Which lines hold the word "this"? Copy each one.

^^^^^^^^

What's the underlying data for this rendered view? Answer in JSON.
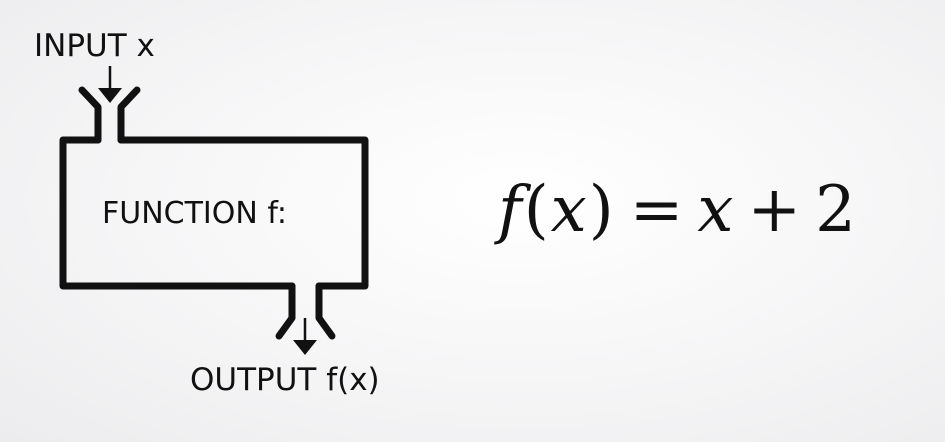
{
  "diagram": {
    "input_label": "INPUT x",
    "function_label": "FUNCTION f:",
    "output_label": "OUTPUT f(x)"
  },
  "equation": {
    "fn": "f",
    "open_paren": "(",
    "arg": "x",
    "close_paren": ")",
    "equals": "=",
    "lhs_var": "x",
    "plus": "+",
    "constant": "2"
  }
}
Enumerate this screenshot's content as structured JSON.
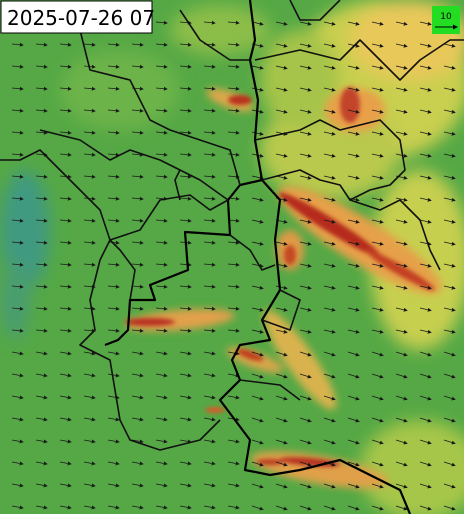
{
  "timestamp": "2025-07-26 07",
  "wind_legend": {
    "label": "10"
  }
}
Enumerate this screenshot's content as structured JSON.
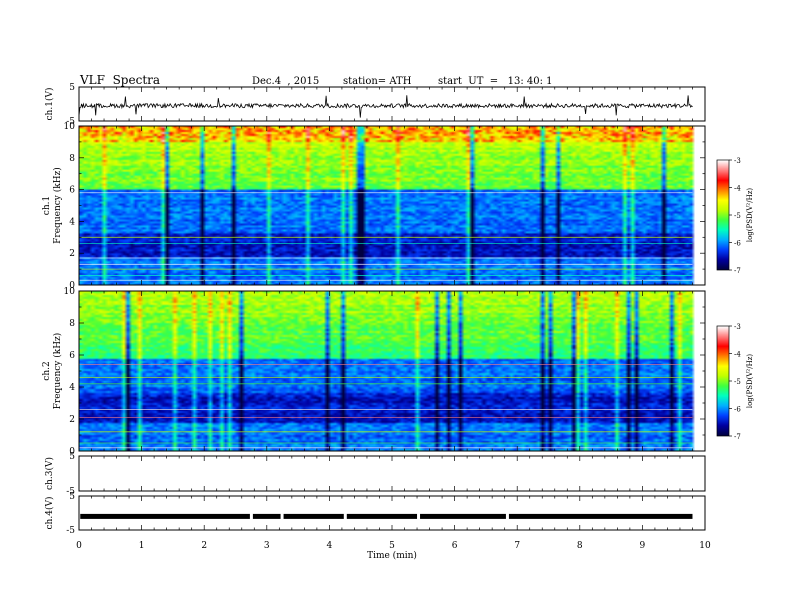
{
  "header": {
    "title": "VLF  Spectra",
    "date": "Dec.4  , 2015",
    "station": "station= ATH",
    "start": "start  UT  =   13: 40: 1"
  },
  "colors": {
    "frame": "#000000",
    "colormap": [
      "#000040",
      "#0000a0",
      "#0040ff",
      "#00b0ff",
      "#00ffc0",
      "#40ff40",
      "#c0ff00",
      "#ffff00",
      "#ff8000",
      "#ff0000",
      "#ff8080",
      "#ffffff"
    ]
  },
  "chart_data": [
    {
      "type": "line",
      "panel": "ch1-waveform",
      "ylabel": "ch.1(V)",
      "ylim": [
        -5,
        5
      ],
      "yticks": [
        "5",
        "-5"
      ],
      "xlim": [
        0,
        10
      ],
      "baseline": -0.5
    },
    {
      "type": "heatmap",
      "panel": "ch1-spectrogram",
      "ylabel": "ch.1\nFrequency  (kHz)",
      "ylim": [
        0,
        10
      ],
      "yticks": [
        "10",
        "8",
        "6",
        "4",
        "2",
        "0"
      ],
      "xlim": [
        0,
        10
      ],
      "data_end_min": 9.8,
      "colorbar": {
        "label": "log(PSD(V²/Hz)",
        "range": [
          -7,
          -3
        ],
        "ticks": [
          "-3",
          "-4",
          "-5",
          "-6",
          "-7"
        ]
      }
    },
    {
      "type": "heatmap",
      "panel": "ch2-spectrogram",
      "ylabel": "ch.2\nFrequency  (kHz)",
      "ylim": [
        0,
        10
      ],
      "yticks": [
        "10",
        "8",
        "6",
        "4",
        "2",
        "0"
      ],
      "xlim": [
        0,
        10
      ],
      "data_end_min": 9.8,
      "colorbar": {
        "label": "log(PSD(V²/Hz)",
        "range": [
          -7,
          -3
        ],
        "ticks": [
          "-3",
          "-4",
          "-5",
          "-6",
          "-7"
        ]
      }
    },
    {
      "type": "line",
      "panel": "ch3-waveform",
      "ylabel": "ch.3(V)",
      "ylim": [
        -5,
        5
      ],
      "yticks": [
        "5",
        "-5"
      ],
      "xlim": [
        0,
        10
      ]
    },
    {
      "type": "line",
      "panel": "ch4-waveform",
      "ylabel": "ch.4(V)",
      "ylim": [
        -5,
        5
      ],
      "yticks": [
        "5",
        "-5"
      ],
      "xlim": [
        0,
        10
      ],
      "baseline": -1
    }
  ],
  "x_axis": {
    "label": "Time  (min)",
    "ticks": [
      "0",
      "1",
      "2",
      "3",
      "4",
      "5",
      "6",
      "7",
      "8",
      "9",
      "10"
    ]
  }
}
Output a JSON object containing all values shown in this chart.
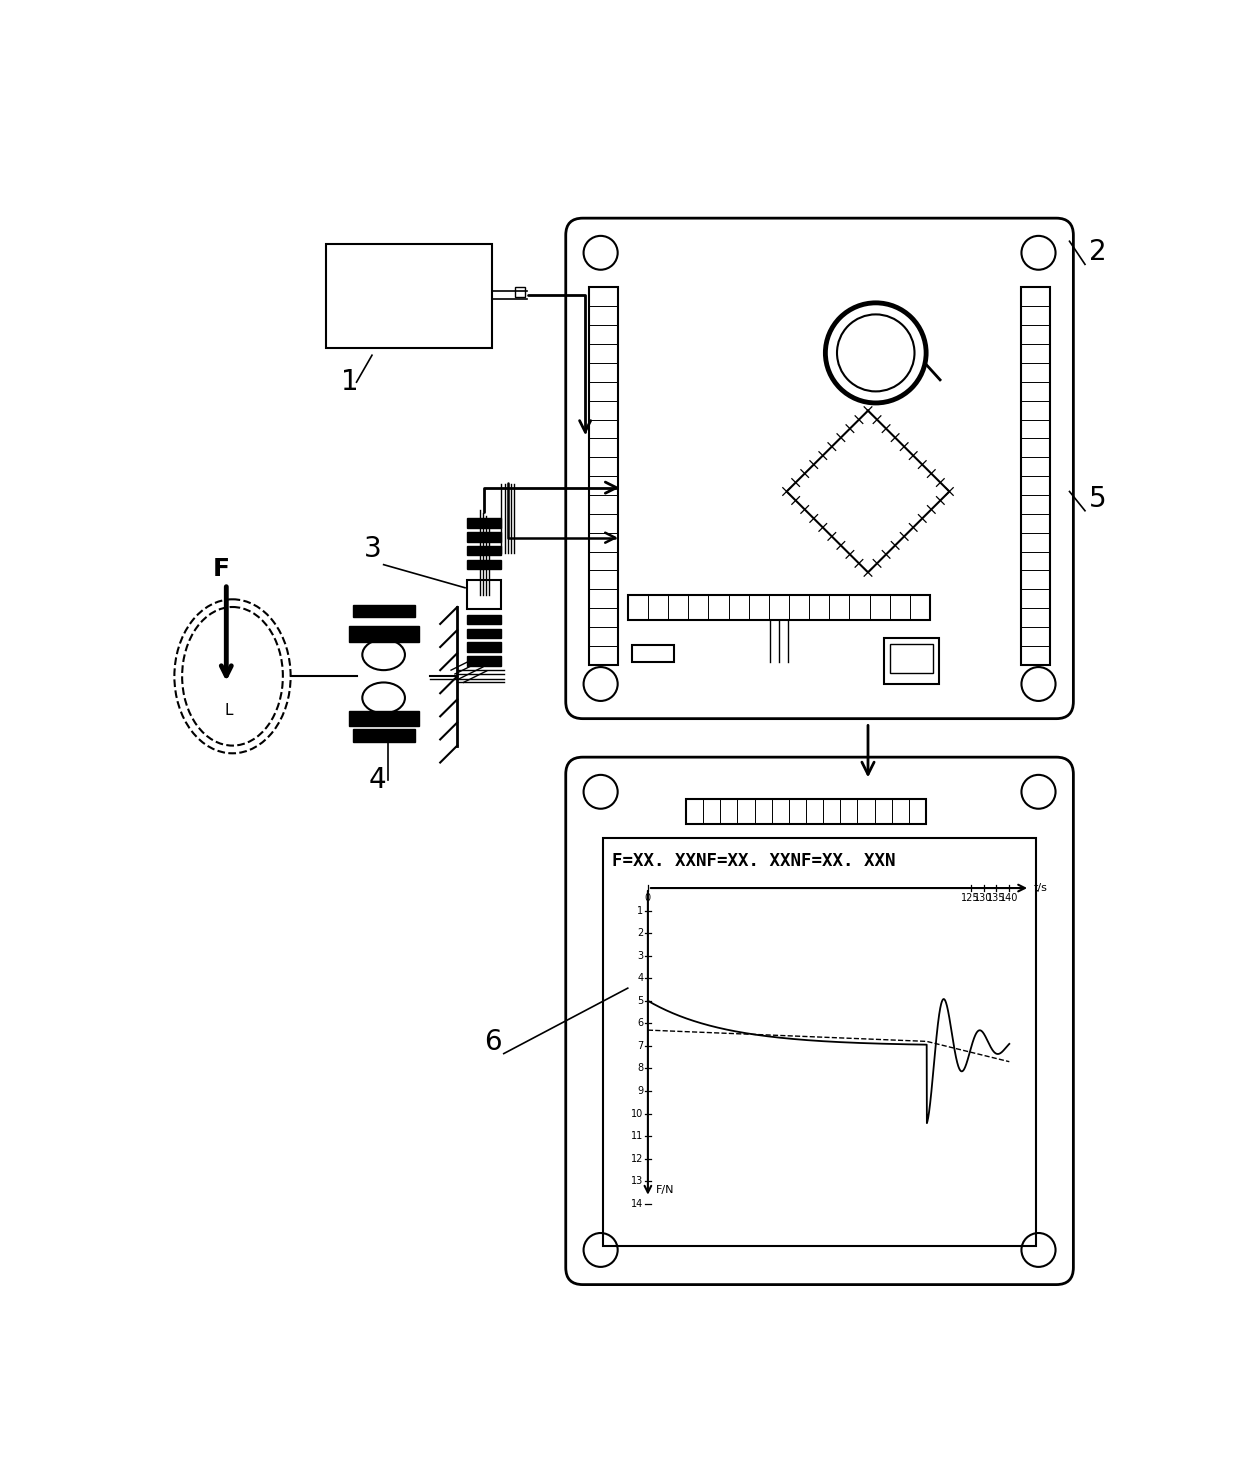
{
  "bg_color": "#ffffff",
  "line_color": "#000000",
  "fig_width": 12.4,
  "fig_height": 14.65,
  "label_1": "1",
  "label_2": "2",
  "label_3": "3",
  "label_4": "4",
  "label_5": "5",
  "label_6": "6",
  "lcd_header_text": "F=XX. XXNF=XX. XXNF=XX. XXN",
  "chart_ylabel": "F/N",
  "chart_xlabel": "t/s",
  "chart_yticks": [
    1,
    2,
    3,
    4,
    5,
    6,
    7,
    8,
    9,
    10,
    11,
    12,
    13,
    14
  ],
  "chart_xticks": [
    0,
    125,
    130,
    135,
    140
  ],
  "chart_ylim": [
    0,
    14
  ],
  "chart_xlim": [
    0,
    145
  ]
}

^^^^^^^^

Exercise result |
What's the underlying data for this rendered view? Answer in JSON.
Enumerate this screenshot's content as structured JSON.
Enumerate this screenshot's content as structured JSON.
Output a JSON object containing all values shown in this chart.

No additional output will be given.